■ Entries with figure data:
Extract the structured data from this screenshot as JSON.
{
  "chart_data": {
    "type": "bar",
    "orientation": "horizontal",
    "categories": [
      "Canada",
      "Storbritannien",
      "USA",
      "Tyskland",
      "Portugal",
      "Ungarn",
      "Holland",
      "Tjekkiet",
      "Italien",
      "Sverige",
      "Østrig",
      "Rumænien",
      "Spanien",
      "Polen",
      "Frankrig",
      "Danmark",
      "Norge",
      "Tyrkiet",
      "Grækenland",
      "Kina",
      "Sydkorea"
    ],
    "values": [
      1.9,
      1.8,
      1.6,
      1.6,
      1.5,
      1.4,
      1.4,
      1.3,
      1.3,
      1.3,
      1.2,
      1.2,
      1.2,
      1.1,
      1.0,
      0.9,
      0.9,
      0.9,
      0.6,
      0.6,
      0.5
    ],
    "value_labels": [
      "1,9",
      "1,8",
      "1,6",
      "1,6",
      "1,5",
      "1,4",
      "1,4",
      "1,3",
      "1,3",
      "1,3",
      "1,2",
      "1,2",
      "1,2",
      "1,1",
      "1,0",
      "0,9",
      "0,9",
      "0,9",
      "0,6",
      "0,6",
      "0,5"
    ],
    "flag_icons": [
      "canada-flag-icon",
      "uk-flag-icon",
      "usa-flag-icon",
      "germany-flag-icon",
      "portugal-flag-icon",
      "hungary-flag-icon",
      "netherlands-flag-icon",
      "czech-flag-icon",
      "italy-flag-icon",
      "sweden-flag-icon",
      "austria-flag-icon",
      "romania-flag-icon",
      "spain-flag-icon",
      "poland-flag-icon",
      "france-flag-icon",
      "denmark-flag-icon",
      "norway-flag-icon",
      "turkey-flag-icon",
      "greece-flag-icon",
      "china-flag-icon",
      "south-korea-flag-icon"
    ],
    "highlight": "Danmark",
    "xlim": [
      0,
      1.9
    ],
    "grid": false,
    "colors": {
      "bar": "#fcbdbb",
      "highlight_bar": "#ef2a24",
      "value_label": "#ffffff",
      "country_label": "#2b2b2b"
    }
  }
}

■ What to do: Print every record exactly as it was given.

■ Output of the exercise:
Extract the structured data from this screenshot as JSON.
{
  "chart_data": {
    "type": "bar",
    "orientation": "horizontal",
    "categories": [
      "Canada",
      "Storbritannien",
      "USA",
      "Tyskland",
      "Portugal",
      "Ungarn",
      "Holland",
      "Tjekkiet",
      "Italien",
      "Sverige",
      "Østrig",
      "Rumænien",
      "Spanien",
      "Polen",
      "Frankrig",
      "Danmark",
      "Norge",
      "Tyrkiet",
      "Grækenland",
      "Kina",
      "Sydkorea"
    ],
    "values": [
      1.9,
      1.8,
      1.6,
      1.6,
      1.5,
      1.4,
      1.4,
      1.3,
      1.3,
      1.3,
      1.2,
      1.2,
      1.2,
      1.1,
      1.0,
      0.9,
      0.9,
      0.9,
      0.6,
      0.6,
      0.5
    ],
    "value_labels": [
      "1,9",
      "1,8",
      "1,6",
      "1,6",
      "1,5",
      "1,4",
      "1,4",
      "1,3",
      "1,3",
      "1,3",
      "1,2",
      "1,2",
      "1,2",
      "1,1",
      "1,0",
      "0,9",
      "0,9",
      "0,9",
      "0,6",
      "0,6",
      "0,5"
    ],
    "flag_icons": [
      "canada-flag-icon",
      "uk-flag-icon",
      "usa-flag-icon",
      "germany-flag-icon",
      "portugal-flag-icon",
      "hungary-flag-icon",
      "netherlands-flag-icon",
      "czech-flag-icon",
      "italy-flag-icon",
      "sweden-flag-icon",
      "austria-flag-icon",
      "romania-flag-icon",
      "spain-flag-icon",
      "poland-flag-icon",
      "france-flag-icon",
      "denmark-flag-icon",
      "norway-flag-icon",
      "turkey-flag-icon",
      "greece-flag-icon",
      "china-flag-icon",
      "south-korea-flag-icon"
    ],
    "highlight": "Danmark",
    "xlim": [
      0,
      1.9
    ],
    "grid": false,
    "colors": {
      "bar": "#fcbdbb",
      "highlight_bar": "#ef2a24",
      "value_label": "#ffffff",
      "country_label": "#2b2b2b"
    }
  }
}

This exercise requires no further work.